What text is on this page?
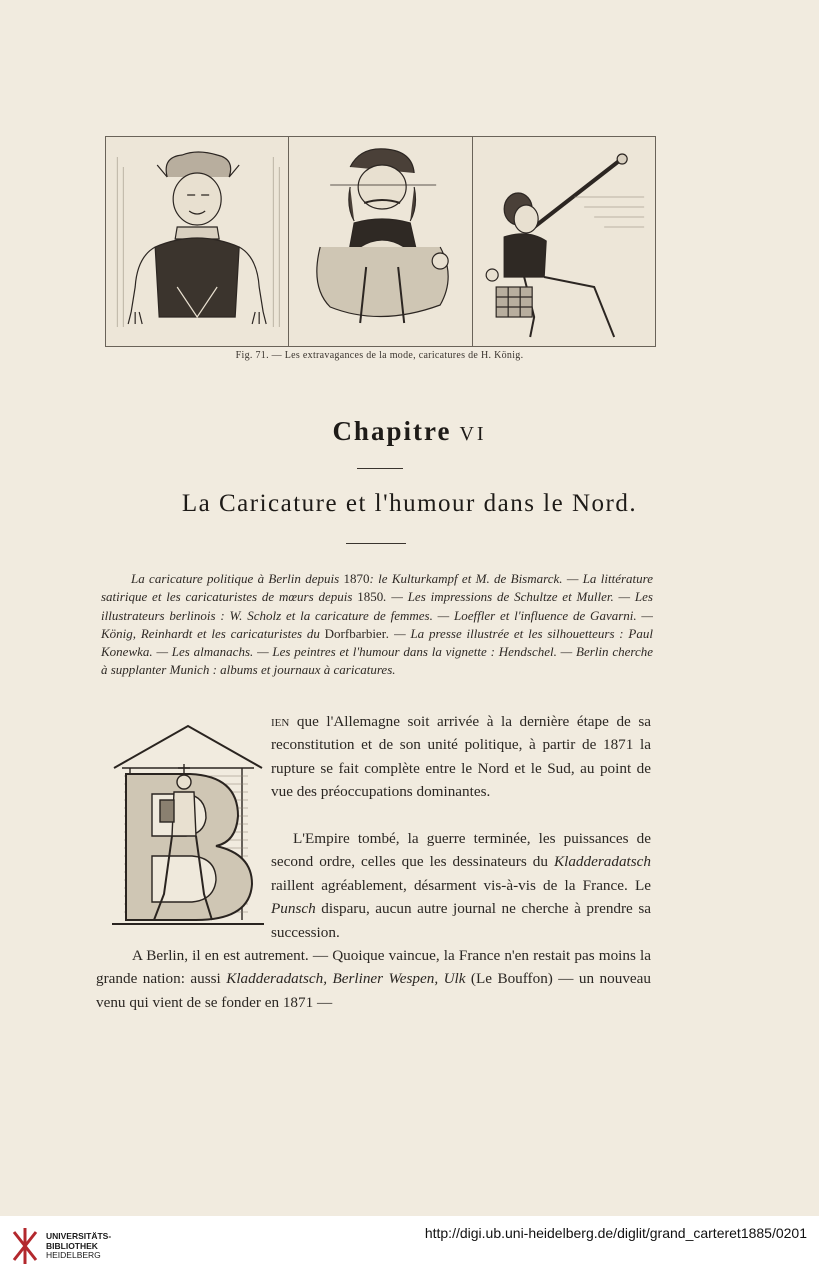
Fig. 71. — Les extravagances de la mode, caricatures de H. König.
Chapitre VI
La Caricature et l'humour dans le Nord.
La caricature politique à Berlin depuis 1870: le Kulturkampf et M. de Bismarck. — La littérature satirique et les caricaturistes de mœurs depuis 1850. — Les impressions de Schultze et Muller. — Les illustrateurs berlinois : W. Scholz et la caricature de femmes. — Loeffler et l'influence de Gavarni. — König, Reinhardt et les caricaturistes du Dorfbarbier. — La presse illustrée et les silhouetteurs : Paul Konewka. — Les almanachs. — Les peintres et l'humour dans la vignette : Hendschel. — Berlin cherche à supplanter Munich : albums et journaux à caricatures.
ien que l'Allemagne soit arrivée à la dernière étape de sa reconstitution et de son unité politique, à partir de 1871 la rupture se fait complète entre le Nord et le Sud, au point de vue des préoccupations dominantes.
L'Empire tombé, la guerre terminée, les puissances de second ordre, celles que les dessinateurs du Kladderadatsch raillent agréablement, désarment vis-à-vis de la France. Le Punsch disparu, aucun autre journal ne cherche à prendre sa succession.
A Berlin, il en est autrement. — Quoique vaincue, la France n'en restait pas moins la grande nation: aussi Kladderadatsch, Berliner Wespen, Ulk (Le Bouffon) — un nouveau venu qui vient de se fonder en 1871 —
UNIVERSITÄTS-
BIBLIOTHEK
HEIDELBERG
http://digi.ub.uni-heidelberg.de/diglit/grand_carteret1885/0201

------------------------------------------------------------------------

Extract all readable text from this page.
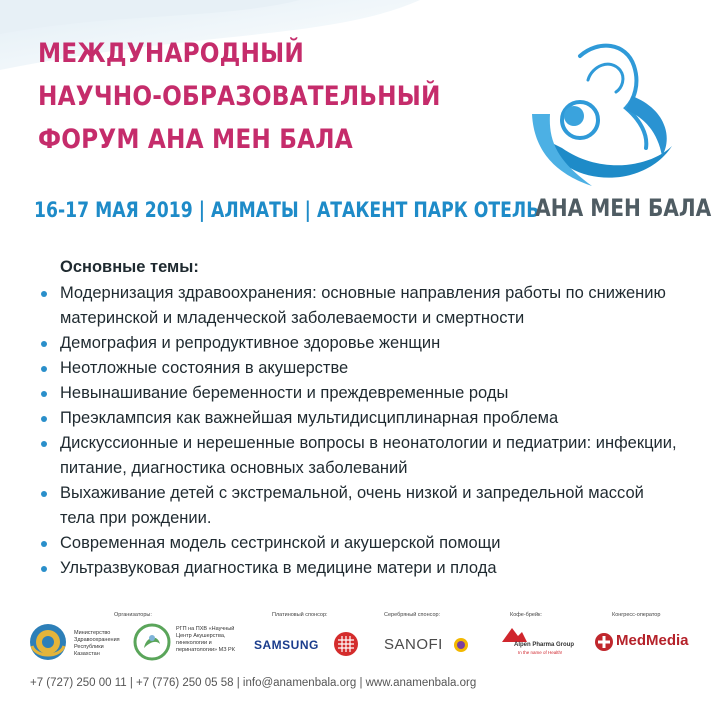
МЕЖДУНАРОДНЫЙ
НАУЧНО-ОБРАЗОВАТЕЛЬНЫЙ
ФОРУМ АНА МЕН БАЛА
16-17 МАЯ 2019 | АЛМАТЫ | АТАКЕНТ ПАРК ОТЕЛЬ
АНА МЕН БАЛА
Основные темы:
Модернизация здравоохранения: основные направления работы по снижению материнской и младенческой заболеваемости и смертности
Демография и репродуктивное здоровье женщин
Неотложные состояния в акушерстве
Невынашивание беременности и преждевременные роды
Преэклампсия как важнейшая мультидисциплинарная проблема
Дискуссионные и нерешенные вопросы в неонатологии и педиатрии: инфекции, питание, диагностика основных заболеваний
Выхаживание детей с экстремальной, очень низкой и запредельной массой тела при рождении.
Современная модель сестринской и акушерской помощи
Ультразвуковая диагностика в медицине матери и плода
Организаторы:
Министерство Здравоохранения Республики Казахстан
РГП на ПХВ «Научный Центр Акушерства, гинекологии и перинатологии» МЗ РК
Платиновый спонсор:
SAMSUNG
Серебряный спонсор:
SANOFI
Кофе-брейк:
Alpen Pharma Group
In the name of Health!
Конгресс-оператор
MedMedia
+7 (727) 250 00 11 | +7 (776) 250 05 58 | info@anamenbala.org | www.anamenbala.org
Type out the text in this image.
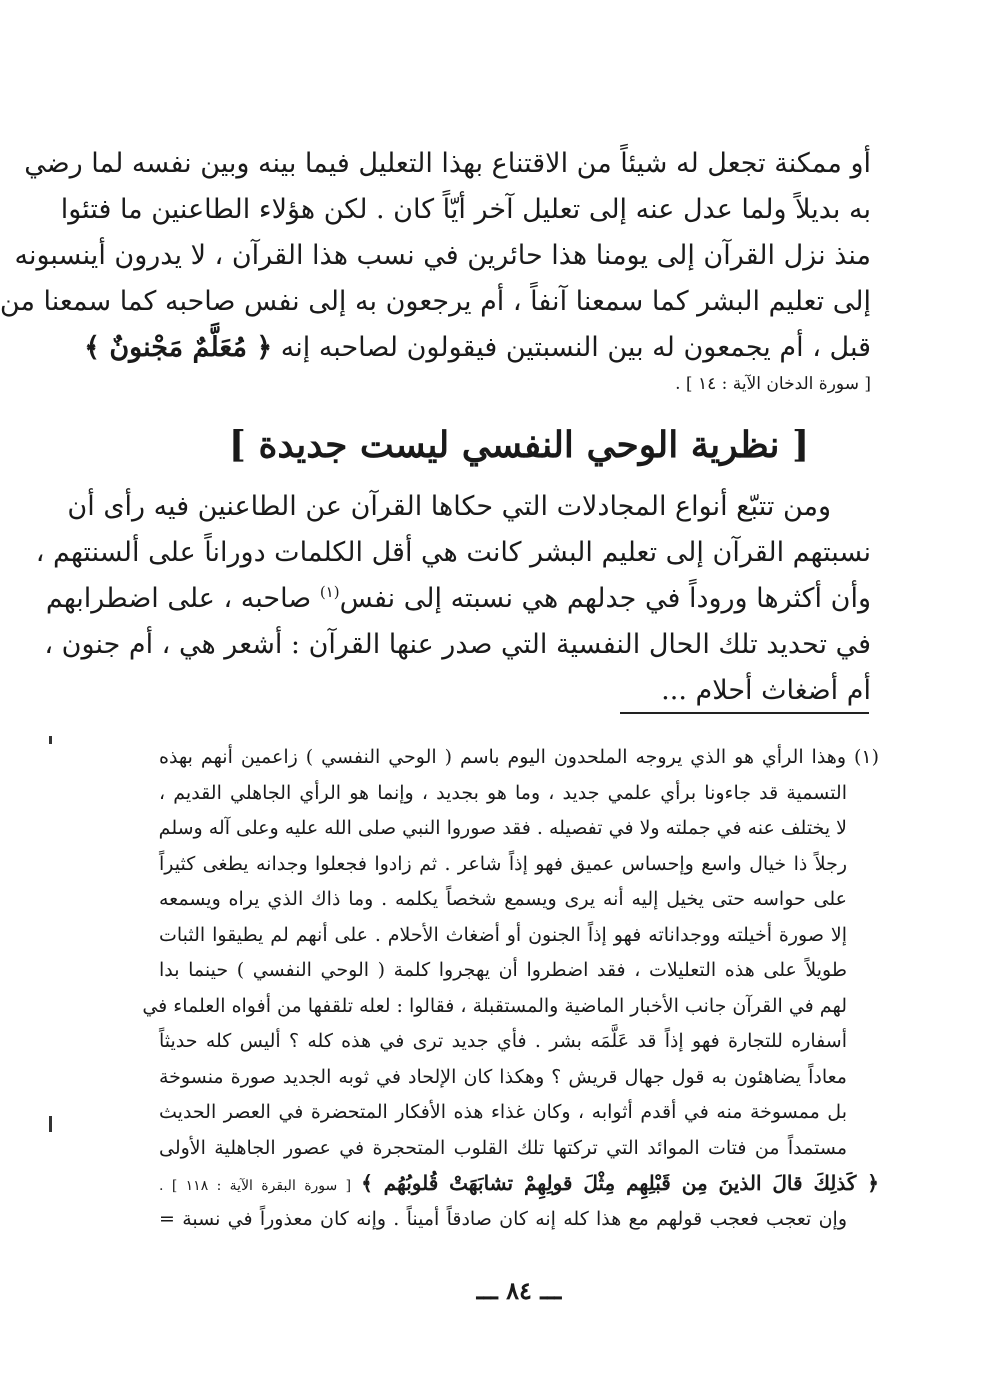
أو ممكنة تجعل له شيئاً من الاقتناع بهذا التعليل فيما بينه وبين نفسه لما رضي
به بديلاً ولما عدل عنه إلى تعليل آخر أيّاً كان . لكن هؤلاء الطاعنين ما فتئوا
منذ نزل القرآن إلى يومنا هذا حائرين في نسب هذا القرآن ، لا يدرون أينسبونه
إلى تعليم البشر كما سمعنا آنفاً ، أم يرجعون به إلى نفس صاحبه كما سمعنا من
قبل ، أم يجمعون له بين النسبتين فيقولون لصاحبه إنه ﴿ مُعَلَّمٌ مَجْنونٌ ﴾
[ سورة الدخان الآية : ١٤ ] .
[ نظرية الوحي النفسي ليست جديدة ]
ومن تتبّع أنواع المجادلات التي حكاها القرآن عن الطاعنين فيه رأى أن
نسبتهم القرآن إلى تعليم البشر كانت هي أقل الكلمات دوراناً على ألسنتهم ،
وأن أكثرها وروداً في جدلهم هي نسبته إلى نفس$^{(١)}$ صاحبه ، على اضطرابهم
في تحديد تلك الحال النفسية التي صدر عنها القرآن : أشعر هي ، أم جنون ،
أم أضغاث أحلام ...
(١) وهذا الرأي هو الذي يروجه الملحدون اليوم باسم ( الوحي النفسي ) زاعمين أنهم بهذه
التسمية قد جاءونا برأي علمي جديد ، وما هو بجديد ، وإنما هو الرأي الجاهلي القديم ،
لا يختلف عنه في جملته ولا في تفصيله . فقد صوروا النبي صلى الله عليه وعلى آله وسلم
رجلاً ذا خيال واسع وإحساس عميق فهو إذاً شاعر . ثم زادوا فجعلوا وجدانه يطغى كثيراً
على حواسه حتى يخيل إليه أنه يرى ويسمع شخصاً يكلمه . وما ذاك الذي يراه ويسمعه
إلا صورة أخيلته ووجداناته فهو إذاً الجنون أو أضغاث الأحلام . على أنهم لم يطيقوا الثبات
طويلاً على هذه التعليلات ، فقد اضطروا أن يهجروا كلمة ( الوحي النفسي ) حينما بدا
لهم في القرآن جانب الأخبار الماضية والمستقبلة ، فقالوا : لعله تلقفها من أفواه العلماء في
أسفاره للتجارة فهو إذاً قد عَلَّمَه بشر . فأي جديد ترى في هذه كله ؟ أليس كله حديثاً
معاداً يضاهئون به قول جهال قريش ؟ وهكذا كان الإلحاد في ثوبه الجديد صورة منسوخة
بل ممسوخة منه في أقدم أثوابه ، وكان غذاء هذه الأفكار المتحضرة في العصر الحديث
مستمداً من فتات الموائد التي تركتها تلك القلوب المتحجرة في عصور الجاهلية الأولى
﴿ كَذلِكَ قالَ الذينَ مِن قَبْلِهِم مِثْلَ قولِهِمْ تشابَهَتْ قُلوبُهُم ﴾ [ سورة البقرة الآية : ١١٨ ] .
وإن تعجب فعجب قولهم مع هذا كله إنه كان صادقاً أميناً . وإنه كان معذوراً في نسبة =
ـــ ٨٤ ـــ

------------------------------------------------------------------------

#### THE EXERCISE:
Where does the word "Nord" appear? Return each line that holds it.

#### RESULT OF THIS EXERCISE:
La Caricature et l'humour dans le Nord.
ien que l'Allemagne soit arrivée à la dernière étape de sa reconstitution et de son unité politique, à partir de 1871 la rupture se fait complète entre le Nord et le Sud, au point de vue des préoccupations dominantes.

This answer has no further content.